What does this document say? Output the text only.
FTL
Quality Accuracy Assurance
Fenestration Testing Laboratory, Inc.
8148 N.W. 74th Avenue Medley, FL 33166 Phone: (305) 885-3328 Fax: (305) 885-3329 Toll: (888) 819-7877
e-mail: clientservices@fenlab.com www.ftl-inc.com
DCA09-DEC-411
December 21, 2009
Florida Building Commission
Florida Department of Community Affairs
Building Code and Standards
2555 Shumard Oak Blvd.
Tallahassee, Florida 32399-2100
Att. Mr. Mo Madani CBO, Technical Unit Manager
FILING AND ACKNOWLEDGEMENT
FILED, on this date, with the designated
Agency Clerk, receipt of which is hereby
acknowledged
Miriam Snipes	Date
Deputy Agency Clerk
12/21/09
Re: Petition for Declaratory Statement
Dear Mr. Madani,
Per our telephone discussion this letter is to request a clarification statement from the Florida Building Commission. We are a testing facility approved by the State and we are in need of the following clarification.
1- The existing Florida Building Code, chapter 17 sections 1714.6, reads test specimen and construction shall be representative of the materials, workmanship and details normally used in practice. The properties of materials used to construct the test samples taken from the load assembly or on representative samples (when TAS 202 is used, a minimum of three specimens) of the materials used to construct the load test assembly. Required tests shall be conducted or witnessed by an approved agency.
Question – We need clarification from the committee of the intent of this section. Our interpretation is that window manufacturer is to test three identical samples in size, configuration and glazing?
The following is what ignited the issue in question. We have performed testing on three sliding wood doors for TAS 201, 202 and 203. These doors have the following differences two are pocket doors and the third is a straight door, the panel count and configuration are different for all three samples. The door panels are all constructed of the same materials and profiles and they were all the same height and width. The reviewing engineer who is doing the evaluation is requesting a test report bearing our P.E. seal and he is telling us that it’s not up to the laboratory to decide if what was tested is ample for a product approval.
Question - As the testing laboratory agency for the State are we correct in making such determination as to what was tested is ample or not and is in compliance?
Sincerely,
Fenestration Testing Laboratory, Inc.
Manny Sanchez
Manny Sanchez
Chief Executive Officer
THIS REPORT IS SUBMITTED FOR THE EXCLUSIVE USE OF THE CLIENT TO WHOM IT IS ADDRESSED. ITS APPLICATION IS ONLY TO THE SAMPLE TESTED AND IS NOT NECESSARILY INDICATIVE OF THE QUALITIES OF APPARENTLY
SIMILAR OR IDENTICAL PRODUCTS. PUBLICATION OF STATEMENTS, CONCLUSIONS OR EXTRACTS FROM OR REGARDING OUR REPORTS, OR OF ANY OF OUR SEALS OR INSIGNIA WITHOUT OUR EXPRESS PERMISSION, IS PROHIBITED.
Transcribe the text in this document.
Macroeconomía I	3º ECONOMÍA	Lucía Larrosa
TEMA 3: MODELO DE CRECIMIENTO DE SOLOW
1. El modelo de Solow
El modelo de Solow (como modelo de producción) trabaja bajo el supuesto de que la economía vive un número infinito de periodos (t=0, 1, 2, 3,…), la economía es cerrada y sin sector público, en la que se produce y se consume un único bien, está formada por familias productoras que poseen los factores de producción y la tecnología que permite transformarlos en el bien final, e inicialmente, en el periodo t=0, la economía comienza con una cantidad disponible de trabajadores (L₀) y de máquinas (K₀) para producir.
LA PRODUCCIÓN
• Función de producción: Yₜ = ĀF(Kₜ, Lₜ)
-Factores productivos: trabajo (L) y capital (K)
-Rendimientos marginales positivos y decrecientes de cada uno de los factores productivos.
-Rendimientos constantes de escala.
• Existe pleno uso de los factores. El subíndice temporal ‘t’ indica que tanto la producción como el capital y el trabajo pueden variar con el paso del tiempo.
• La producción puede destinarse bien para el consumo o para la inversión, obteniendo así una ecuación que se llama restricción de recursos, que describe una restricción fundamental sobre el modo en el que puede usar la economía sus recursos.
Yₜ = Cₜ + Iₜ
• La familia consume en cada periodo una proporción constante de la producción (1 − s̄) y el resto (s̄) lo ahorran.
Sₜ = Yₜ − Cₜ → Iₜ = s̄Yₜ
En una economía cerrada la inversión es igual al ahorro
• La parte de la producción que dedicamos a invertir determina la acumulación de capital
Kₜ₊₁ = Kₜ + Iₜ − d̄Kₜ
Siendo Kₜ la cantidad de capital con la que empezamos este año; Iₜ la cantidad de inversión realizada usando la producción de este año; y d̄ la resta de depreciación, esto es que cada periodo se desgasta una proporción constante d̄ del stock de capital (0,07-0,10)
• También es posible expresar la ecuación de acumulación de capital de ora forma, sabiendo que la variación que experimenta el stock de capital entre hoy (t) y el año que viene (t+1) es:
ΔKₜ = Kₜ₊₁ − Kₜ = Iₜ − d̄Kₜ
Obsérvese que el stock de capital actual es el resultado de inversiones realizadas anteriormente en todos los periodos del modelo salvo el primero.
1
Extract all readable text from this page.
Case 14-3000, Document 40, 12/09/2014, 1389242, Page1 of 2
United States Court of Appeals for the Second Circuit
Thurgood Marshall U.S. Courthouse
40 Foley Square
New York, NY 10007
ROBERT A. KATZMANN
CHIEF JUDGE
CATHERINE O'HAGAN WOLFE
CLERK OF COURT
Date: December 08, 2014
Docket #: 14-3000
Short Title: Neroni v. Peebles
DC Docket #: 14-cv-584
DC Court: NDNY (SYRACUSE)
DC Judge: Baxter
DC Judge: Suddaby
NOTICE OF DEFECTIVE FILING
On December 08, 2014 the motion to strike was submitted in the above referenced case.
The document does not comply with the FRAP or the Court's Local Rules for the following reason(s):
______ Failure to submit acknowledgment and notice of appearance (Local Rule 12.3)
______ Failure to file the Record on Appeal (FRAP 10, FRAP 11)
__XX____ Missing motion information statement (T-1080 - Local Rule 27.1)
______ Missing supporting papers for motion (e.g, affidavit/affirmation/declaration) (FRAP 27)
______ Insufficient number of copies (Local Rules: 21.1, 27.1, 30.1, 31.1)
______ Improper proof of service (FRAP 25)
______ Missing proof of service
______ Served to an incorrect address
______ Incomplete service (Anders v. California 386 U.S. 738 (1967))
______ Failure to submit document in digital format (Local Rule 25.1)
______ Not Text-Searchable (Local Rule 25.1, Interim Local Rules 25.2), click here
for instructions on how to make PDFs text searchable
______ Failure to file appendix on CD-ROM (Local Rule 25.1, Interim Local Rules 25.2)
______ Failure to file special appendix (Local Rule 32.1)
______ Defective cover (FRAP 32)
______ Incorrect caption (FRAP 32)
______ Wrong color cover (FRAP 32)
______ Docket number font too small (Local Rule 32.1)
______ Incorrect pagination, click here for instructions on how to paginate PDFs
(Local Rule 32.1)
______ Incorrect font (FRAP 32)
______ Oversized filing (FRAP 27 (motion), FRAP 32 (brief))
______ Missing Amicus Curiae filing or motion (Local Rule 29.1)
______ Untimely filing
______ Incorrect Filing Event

AIM OF THE EXERCISE:
Take the listing above and write it out again exactly.

TASK SOLUTION:
What does this document say? Output the text only.
FTL
Quality Accuracy Assurance
Fenestration Testing Laboratory, Inc.
8148 N.W. 74th Avenue Medley, FL 33166 Phone: (305) 885-3328 Fax: (305) 885-3329 Toll: (888) 819-7877
e-mail: clientservices@fenlab.com www.ftl-inc.com
DCA09-DEC-411
December 21, 2009
Florida Building Commission
Florida Department of Community Affairs
Building Code and Standards
2555 Shumard Oak Blvd.
Tallahassee, Florida 32399-2100
Att. Mr. Mo Madani CBO, Technical Unit Manager
FILING AND ACKNOWLEDGEMENT
FILED, on this date, with the designated
Agency Clerk, receipt of which is hereby
acknowledged
Miriam Snipes	Date
Deputy Agency Clerk
12/21/09
Re: Petition for Declaratory Statement
Dear Mr. Madani,
Per our telephone discussion this letter is to request a clarification statement from the Florida Building Commission. We are a testing facility approved by the State and we are in need of the following clarification.
1- The existing Florida Building Code, chapter 17 sections 1714.6, reads test specimen and construction shall be representative of the materials, workmanship and details normally used in practice. The properties of materials used to construct the test samples taken from the load assembly or on representative samples (when TAS 202 is used, a minimum of three specimens) of the materials used to construct the load test assembly. Required tests shall be conducted or witnessed by an approved agency.
Question – We need clarification from the committee of the intent of this section. Our interpretation is that window manufacturer is to test three identical samples in size, configuration and glazing?
The following is what ignited the issue in question. We have performed testing on three sliding wood doors for TAS 201, 202 and 203. These doors have the following differences two are pocket doors and the third is a straight door, the panel count and configuration are different for all three samples. The door panels are all constructed of the same materials and profiles and they were all the same height and width. The reviewing engineer who is doing the evaluation is requesting a test report bearing our P.E. seal and he is telling us that it’s not up to the laboratory to decide if what was tested is ample for a product approval.
Question - As the testing laboratory agency for the State are we correct in making such determination as to what was tested is ample or not and is in compliance?
Sincerely,
Fenestration Testing Laboratory, Inc.
Manny Sanchez
Manny Sanchez
Chief Executive Officer
THIS REPORT IS SUBMITTED FOR THE EXCLUSIVE USE OF THE CLIENT TO WHOM IT IS ADDRESSED. ITS APPLICATION IS ONLY TO THE SAMPLE TESTED AND IS NOT NECESSARILY INDICATIVE OF THE QUALITIES OF APPARENTLY
SIMILAR OR IDENTICAL PRODUCTS. PUBLICATION OF STATEMENTS, CONCLUSIONS OR EXTRACTS FROM OR REGARDING OUR REPORTS, OR OF ANY OF OUR SEALS OR INSIGNIA WITHOUT OUR EXPRESS PERMISSION, IS PROHIBITED.
Transcribe the text in this document.
Macroeconomía I	3º ECONOMÍA	Lucía Larrosa
TEMA 3: MODELO DE CRECIMIENTO DE SOLOW
1. El modelo de Solow
El modelo de Solow (como modelo de producción) trabaja bajo el supuesto de que la economía vive un número infinito de periodos (t=0, 1, 2, 3,…), la economía es cerrada y sin sector público, en la que se produce y se consume un único bien, está formada por familias productoras que poseen los factores de producción y la tecnología que permite transformarlos en el bien final, e inicialmente, en el periodo t=0, la economía comienza con una cantidad disponible de trabajadores (L₀) y de máquinas (K₀) para producir.
LA PRODUCCIÓN
• Función de producción: Yₜ = ĀF(Kₜ, Lₜ)
-Factores productivos: trabajo (L) y capital (K)
-Rendimientos marginales positivos y decrecientes de cada uno de los factores productivos.
-Rendimientos constantes de escala.
• Existe pleno uso de los factores. El subíndice temporal ‘t’ indica que tanto la producción como el capital y el trabajo pueden variar con el paso del tiempo.
• La producción puede destinarse bien para el consumo o para la inversión, obteniendo así una ecuación que se llama restricción de recursos, que describe una restricción fundamental sobre el modo en el que puede usar la economía sus recursos.
Yₜ = Cₜ + Iₜ
• La familia consume en cada periodo una proporción constante de la producción (1 − s̄) y el resto (s̄) lo ahorran.
Sₜ = Yₜ − Cₜ → Iₜ = s̄Yₜ
En una economía cerrada la inversión es igual al ahorro
• La parte de la producción que dedicamos a invertir determina la acumulación de capital
Kₜ₊₁ = Kₜ + Iₜ − d̄Kₜ
Siendo Kₜ la cantidad de capital con la que empezamos este año; Iₜ la cantidad de inversión realizada usando la producción de este año; y d̄ la resta de depreciación, esto es que cada periodo se desgasta una proporción constante d̄ del stock de capital (0,07-0,10)
• También es posible expresar la ecuación de acumulación de capital de ora forma, sabiendo que la variación que experimenta el stock de capital entre hoy (t) y el año que viene (t+1) es:
ΔKₜ = Kₜ₊₁ − Kₜ = Iₜ − d̄Kₜ
Obsérvese que el stock de capital actual es el resultado de inversiones realizadas anteriormente en todos los periodos del modelo salvo el primero.
1
Extract all readable text from this page.
Case 14-3000, Document 40, 12/09/2014, 1389242, Page1 of 2
United States Court of Appeals for the Second Circuit
Thurgood Marshall U.S. Courthouse
40 Foley Square
New York, NY 10007
ROBERT A. KATZMANN
CHIEF JUDGE
CATHERINE O'HAGAN WOLFE
CLERK OF COURT
Date: December 08, 2014
Docket #: 14-3000
Short Title: Neroni v. Peebles
DC Docket #: 14-cv-584
DC Court: NDNY (SYRACUSE)
DC Judge: Baxter
DC Judge: Suddaby
NOTICE OF DEFECTIVE FILING
On December 08, 2014 the motion to strike was submitted in the above referenced case.
The document does not comply with the FRAP or the Court's Local Rules for the following reason(s):
______ Failure to submit acknowledgment and notice of appearance (Local Rule 12.3)
______ Failure to file the Record on Appeal (FRAP 10, FRAP 11)
__XX____ Missing motion information statement (T-1080 - Local Rule 27.1)
______ Missing supporting papers for motion (e.g, affidavit/affirmation/declaration) (FRAP 27)
______ Insufficient number of copies (Local Rules: 21.1, 27.1, 30.1, 31.1)
______ Improper proof of service (FRAP 25)
______ Missing proof of service
______ Served to an incorrect address
______ Incomplete service (Anders v. California 386 U.S. 738 (1967))
______ Failure to submit document in digital format (Local Rule 25.1)
______ Not Text-Searchable (Local Rule 25.1, Interim Local Rules 25.2), click here
for instructions on how to make PDFs text searchable
______ Failure to file appendix on CD-ROM (Local Rule 25.1, Interim Local Rules 25.2)
______ Failure to file special appendix (Local Rule 32.1)
______ Defective cover (FRAP 32)
______ Incorrect caption (FRAP 32)
______ Wrong color cover (FRAP 32)
______ Docket number font too small (Local Rule 32.1)
______ Incorrect pagination, click here for instructions on how to paginate PDFs
(Local Rule 32.1)
______ Incorrect font (FRAP 32)
______ Oversized filing (FRAP 27 (motion), FRAP 32 (brief))
______ Missing Amicus Curiae filing or motion (Local Rule 29.1)
______ Untimely filing
______ Incorrect Filing Event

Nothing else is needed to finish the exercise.